• [Text block]:
┌──
Science 341, 549–553 (2013)

The post-translational modification (PTM) of a protein—via the addition of chemical moieties such as acetate, phosphate or a carbohydrate—can dramatically alter the physiological behavior of that protein. The attachment and removal of most PTMs are catalyzed by enzymes; for example, kinases can phosphorylate a protein in a signaling cascade, and this PTM can be removed by a phosphatase. Moellering and Cravatt have identified a new PTM that seems to be added to target proteins in a nonenzymatic manner. The authors first showed that 1,3-bisphosphoglycerate, which is a product of GAPDH catalysis and contains an electrophilic acyl phosphate group, reacted with the amino groups of specific lysine side chains of GAPDH in vitro, forming 3-phosphoglyceryl-lysine (pgK) linkages. pgK modification of GAPDH increased the Km of the enzyme, suggesting that this PTM interfered with GAPDH's ability to interact with its substrate. The authors used proteomic profiling to show that pgK modifications were formed on diverse proteins in human cell lines and mouse tissues, frequently at catalytic or regulatory lysines in the active sites of metabolic enzymes. Exposing cells to high concentrations of glucose led to an increase in the amount of pgK-labeled proteins, suggesting that pgK modifications may help cells react to an increase in glycolytic flux. Additional work is needed to determine how the presence of this new PTM affects the physiological properties of other proteins in vivo.
└──
• [Extracted data]:
┌──
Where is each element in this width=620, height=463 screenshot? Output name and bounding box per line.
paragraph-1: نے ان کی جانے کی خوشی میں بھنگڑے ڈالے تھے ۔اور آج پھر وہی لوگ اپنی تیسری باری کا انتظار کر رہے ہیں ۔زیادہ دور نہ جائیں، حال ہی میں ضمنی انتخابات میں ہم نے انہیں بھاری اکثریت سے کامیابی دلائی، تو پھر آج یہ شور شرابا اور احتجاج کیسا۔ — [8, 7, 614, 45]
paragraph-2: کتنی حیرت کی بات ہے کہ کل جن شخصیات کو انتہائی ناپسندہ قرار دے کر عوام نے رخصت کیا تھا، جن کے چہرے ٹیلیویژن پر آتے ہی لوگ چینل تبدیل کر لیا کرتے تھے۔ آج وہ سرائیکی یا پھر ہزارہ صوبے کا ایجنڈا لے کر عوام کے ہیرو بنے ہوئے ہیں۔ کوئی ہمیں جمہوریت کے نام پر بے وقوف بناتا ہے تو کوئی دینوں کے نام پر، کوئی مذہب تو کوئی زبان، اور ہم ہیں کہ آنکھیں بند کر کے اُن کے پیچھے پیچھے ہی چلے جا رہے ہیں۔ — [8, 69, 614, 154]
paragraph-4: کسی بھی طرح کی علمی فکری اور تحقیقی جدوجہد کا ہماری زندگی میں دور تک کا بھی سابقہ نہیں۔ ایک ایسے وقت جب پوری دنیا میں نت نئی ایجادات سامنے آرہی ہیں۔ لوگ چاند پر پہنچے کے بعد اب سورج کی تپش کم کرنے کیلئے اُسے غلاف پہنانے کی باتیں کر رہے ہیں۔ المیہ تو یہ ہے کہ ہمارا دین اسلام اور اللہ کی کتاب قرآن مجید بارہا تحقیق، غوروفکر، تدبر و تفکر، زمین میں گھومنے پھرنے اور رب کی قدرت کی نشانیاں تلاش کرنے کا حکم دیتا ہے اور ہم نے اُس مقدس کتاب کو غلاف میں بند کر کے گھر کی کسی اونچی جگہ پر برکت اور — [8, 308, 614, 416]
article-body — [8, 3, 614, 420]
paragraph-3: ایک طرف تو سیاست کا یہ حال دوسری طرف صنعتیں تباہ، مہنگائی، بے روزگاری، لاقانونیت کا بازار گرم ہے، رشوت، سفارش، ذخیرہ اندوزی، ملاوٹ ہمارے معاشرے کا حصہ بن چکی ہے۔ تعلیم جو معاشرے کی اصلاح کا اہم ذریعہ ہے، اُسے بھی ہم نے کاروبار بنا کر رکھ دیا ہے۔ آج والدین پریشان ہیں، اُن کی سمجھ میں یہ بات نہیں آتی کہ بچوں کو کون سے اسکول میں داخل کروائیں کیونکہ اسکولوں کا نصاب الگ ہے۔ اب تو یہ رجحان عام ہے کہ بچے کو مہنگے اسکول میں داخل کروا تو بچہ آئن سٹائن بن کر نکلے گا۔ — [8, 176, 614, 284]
└──
• [Work to complete]:
Answer these questions from the text on the new protein modification:
(a) What kind of enzyme can remove a phosphorylation added by a kinase?
(b) What linkages formed when 1,3-bisphosphoglycerate reacted with lysine side chains of GAPDH?
(c) What led to an increase in the amount of pgK-labeled proteins?
The rows were taken from a different source than the text.

• [Answer box]:
(a) A phosphatase.
(b) 3-phosphoglyceryl-lysine (pgK) linkages.
(c) Exposing cells to high concentrations of glucose.